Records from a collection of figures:

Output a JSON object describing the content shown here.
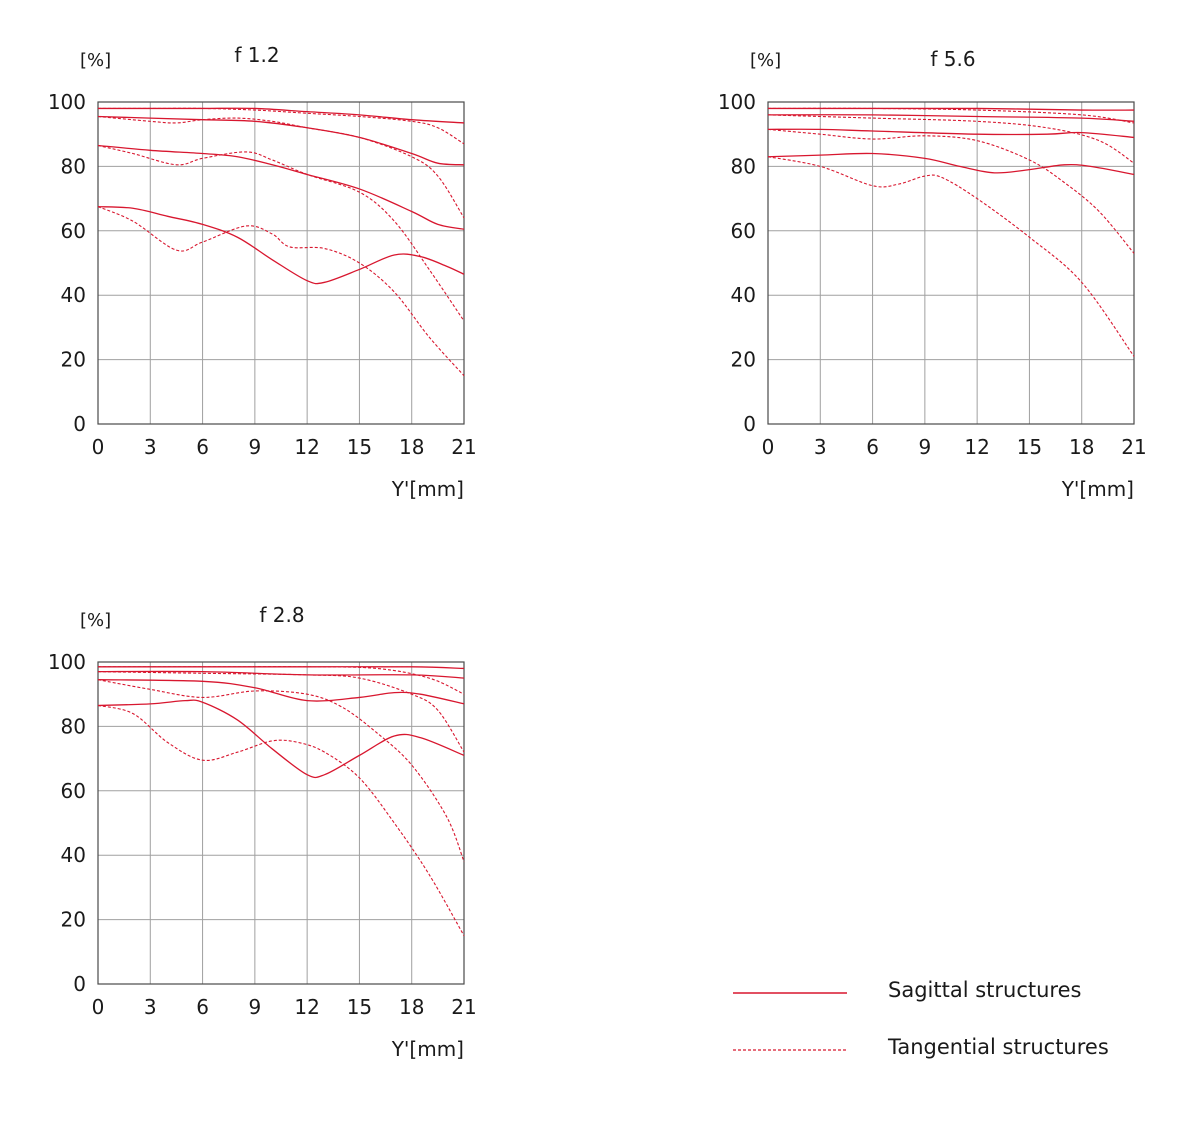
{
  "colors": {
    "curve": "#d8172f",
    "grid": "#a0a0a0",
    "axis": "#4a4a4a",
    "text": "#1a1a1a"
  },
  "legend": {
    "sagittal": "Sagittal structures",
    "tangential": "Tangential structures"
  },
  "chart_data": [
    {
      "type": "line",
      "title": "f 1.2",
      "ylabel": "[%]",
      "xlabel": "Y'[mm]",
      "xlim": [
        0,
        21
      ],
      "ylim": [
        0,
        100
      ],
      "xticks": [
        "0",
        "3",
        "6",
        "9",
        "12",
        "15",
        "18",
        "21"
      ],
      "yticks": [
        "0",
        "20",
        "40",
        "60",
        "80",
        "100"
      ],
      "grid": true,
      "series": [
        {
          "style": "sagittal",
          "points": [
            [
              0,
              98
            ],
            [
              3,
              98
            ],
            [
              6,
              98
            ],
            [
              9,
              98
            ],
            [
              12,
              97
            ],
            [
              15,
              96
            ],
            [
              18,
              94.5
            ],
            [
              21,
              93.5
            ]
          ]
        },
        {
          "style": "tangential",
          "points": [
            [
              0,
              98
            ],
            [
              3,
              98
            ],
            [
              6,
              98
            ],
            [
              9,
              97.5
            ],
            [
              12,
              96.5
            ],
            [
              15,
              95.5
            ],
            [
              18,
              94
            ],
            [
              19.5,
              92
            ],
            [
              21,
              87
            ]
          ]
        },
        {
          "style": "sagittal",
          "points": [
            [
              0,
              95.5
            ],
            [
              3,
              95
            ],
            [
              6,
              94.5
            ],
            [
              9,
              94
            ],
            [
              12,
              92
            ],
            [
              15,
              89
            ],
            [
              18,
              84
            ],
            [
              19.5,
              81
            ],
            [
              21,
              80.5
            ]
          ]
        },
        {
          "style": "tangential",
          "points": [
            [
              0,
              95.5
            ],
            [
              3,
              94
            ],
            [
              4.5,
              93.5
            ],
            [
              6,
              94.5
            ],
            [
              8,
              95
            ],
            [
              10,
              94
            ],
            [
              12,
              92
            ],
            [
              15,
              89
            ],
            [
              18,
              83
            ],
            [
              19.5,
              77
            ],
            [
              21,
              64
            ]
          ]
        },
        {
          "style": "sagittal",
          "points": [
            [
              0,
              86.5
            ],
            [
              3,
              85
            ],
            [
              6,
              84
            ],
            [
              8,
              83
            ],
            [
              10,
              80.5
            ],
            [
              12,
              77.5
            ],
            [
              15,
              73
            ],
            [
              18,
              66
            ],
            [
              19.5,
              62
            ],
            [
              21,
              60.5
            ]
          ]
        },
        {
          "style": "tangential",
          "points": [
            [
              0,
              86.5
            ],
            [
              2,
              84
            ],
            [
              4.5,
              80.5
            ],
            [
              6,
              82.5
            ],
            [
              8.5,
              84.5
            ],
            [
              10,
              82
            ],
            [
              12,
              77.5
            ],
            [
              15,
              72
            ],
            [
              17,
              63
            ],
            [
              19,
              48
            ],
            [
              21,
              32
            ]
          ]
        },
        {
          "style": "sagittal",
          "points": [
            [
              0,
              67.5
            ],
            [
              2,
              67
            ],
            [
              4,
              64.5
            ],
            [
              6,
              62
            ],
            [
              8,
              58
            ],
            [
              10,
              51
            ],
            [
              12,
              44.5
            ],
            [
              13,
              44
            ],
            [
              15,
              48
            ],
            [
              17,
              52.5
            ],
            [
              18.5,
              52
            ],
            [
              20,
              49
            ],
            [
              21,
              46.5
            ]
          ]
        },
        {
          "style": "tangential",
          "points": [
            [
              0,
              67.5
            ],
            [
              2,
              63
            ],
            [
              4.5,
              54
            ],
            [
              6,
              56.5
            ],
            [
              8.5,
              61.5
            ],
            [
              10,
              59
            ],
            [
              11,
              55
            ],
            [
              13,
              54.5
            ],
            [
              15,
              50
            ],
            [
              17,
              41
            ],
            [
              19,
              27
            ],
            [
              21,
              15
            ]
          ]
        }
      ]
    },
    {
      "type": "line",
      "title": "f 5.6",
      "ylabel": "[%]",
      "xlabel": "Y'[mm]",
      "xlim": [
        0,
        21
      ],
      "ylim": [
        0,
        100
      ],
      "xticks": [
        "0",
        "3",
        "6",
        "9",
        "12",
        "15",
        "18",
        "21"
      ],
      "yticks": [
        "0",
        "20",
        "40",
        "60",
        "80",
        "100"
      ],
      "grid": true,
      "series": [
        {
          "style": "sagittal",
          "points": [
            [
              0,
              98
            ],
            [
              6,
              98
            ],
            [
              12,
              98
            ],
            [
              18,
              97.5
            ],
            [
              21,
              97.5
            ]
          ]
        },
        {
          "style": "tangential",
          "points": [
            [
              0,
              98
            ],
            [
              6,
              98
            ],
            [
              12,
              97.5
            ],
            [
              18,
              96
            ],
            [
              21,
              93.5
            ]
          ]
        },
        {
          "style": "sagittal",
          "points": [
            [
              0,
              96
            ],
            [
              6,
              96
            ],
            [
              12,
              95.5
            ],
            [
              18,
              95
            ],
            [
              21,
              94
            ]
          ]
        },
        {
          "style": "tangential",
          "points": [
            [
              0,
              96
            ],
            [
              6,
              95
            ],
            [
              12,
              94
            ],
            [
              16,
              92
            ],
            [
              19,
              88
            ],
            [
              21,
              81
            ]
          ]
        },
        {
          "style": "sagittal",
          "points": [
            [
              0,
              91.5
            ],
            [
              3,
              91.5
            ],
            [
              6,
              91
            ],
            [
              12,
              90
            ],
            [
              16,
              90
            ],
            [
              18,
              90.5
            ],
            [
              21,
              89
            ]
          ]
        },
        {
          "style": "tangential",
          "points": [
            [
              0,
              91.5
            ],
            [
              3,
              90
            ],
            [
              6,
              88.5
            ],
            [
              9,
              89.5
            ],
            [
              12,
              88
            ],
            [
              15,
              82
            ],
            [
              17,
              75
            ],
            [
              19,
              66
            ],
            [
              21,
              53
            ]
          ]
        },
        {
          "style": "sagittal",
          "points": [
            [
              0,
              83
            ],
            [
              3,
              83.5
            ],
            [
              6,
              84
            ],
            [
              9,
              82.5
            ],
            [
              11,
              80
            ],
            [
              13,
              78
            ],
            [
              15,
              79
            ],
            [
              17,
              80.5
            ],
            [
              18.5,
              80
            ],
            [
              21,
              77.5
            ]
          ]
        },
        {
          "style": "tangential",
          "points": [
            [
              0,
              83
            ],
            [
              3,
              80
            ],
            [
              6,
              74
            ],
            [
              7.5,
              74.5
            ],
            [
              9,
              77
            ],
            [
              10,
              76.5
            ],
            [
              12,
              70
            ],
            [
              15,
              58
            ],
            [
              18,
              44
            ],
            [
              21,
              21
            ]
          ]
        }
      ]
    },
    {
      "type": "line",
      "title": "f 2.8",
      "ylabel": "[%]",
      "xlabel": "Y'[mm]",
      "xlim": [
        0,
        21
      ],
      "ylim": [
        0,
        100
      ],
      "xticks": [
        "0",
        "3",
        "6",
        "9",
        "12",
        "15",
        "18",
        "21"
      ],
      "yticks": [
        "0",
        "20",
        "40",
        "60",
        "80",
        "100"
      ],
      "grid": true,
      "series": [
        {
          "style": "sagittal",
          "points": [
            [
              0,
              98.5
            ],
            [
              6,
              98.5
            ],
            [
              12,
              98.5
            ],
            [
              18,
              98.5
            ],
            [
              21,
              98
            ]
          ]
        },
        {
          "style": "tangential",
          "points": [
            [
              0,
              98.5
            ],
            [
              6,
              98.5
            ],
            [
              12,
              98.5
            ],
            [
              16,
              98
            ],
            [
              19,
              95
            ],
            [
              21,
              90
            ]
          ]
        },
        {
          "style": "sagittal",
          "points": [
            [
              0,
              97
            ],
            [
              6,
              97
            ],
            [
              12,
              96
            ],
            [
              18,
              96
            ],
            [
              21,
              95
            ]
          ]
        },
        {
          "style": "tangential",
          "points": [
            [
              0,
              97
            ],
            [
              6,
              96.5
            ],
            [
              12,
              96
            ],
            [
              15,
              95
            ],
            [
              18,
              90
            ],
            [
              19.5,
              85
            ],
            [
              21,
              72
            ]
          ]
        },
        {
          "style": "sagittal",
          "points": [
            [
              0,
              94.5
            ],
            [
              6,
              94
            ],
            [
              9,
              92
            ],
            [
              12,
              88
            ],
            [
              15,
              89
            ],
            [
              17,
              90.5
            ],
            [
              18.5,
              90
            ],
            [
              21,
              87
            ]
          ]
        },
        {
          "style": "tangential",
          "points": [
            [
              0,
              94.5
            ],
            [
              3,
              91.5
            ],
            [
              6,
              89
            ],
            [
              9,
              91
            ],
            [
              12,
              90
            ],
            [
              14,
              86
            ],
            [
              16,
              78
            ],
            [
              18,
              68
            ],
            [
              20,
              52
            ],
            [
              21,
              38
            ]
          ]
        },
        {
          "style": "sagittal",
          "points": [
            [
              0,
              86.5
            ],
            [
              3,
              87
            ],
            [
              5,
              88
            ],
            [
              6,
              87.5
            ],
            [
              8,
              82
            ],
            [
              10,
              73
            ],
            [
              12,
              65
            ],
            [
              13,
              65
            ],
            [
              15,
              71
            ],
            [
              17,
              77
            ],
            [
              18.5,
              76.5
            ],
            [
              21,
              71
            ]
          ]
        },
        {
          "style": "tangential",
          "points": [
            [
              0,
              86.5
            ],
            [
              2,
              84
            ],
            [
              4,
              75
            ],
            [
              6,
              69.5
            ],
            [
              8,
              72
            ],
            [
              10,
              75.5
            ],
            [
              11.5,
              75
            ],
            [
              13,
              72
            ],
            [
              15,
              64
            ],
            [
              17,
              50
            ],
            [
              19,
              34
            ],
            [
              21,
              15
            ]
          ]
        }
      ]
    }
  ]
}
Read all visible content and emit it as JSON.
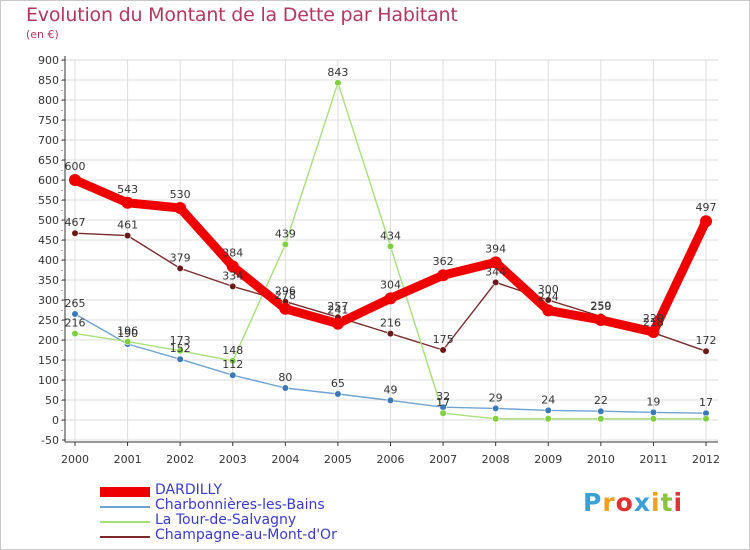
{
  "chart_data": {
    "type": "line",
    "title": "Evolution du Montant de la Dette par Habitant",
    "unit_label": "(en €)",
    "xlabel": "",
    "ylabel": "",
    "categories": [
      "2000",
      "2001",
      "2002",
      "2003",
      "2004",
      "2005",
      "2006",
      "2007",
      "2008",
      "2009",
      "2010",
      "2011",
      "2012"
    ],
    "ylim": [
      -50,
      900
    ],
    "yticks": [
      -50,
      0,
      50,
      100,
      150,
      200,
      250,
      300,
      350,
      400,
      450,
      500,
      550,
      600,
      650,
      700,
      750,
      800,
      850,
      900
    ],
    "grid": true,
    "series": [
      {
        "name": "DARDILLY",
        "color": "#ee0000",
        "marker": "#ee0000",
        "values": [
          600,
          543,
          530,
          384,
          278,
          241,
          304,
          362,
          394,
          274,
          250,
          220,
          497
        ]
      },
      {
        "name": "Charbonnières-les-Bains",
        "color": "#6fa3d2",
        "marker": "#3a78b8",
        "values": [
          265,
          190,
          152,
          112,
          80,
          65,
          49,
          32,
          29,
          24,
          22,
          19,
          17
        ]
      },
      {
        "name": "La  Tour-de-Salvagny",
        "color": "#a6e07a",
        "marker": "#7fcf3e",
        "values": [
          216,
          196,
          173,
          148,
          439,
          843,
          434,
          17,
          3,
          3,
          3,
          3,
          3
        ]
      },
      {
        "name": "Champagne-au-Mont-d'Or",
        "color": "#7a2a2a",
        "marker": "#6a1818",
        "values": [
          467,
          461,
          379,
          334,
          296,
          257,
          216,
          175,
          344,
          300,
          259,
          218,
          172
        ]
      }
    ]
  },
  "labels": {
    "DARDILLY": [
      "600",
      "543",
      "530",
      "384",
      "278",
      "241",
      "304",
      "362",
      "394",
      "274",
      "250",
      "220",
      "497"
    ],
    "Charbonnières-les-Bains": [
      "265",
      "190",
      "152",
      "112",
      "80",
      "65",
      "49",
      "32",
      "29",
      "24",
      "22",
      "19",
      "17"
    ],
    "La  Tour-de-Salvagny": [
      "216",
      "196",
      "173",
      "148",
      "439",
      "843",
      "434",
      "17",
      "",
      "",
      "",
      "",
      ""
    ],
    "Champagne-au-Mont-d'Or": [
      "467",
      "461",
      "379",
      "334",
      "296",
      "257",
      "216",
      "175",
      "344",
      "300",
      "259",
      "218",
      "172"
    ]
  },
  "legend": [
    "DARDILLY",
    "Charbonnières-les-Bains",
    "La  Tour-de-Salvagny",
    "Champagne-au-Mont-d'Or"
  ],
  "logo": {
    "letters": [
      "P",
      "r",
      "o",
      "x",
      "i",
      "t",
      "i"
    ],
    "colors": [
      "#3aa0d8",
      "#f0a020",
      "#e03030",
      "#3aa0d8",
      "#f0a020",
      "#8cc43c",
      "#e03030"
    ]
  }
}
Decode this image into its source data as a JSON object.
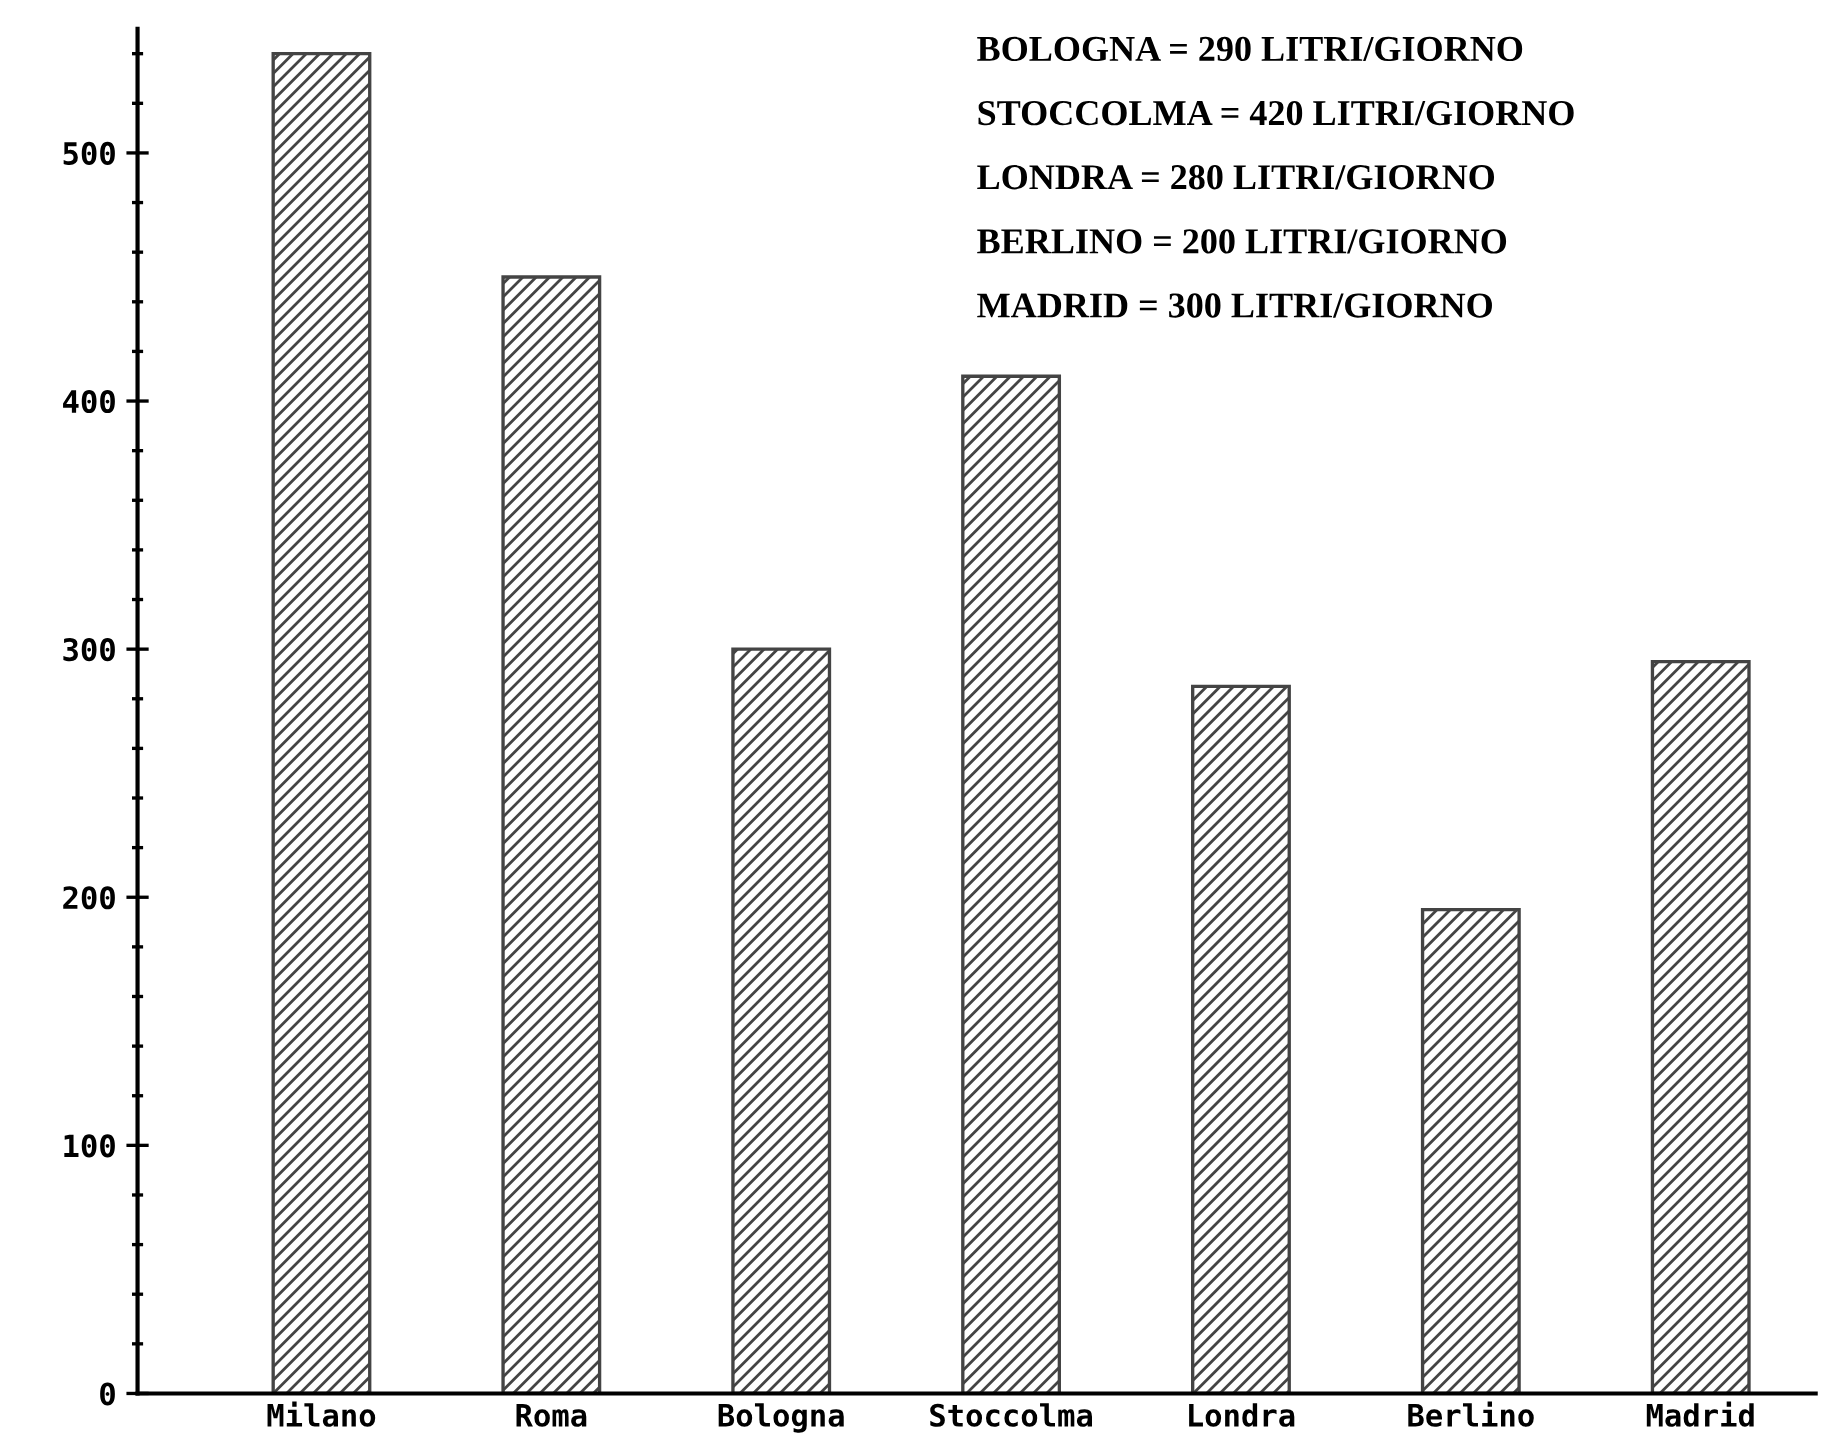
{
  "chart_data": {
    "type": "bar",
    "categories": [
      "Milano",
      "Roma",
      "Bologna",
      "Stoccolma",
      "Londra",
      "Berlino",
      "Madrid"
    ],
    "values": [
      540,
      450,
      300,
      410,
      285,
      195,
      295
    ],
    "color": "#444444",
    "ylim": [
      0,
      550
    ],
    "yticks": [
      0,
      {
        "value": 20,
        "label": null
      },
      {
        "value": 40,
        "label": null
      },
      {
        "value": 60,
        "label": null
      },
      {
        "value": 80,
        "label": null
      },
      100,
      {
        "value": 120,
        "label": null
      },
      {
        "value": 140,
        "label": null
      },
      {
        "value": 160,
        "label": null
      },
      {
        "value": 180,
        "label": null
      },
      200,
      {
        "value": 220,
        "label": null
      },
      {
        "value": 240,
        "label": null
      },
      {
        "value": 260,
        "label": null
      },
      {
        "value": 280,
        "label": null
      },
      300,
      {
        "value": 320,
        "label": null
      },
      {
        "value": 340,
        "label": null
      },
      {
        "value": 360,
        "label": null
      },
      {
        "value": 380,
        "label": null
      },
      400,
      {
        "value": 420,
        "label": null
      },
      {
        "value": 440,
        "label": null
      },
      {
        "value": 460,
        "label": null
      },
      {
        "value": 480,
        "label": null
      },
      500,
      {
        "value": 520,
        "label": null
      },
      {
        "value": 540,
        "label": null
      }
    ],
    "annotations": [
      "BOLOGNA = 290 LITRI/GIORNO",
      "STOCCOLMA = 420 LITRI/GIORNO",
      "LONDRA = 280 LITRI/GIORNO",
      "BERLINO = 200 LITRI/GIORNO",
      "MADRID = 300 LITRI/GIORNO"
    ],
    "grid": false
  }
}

Work instructions:
Pick out all lines containing the string "Tour".

Full solution:
        "name": "La  Tour-de-Salvagny",
    "La  Tour-de-Salvagny": [
    "La  Tour-de-Salvagny",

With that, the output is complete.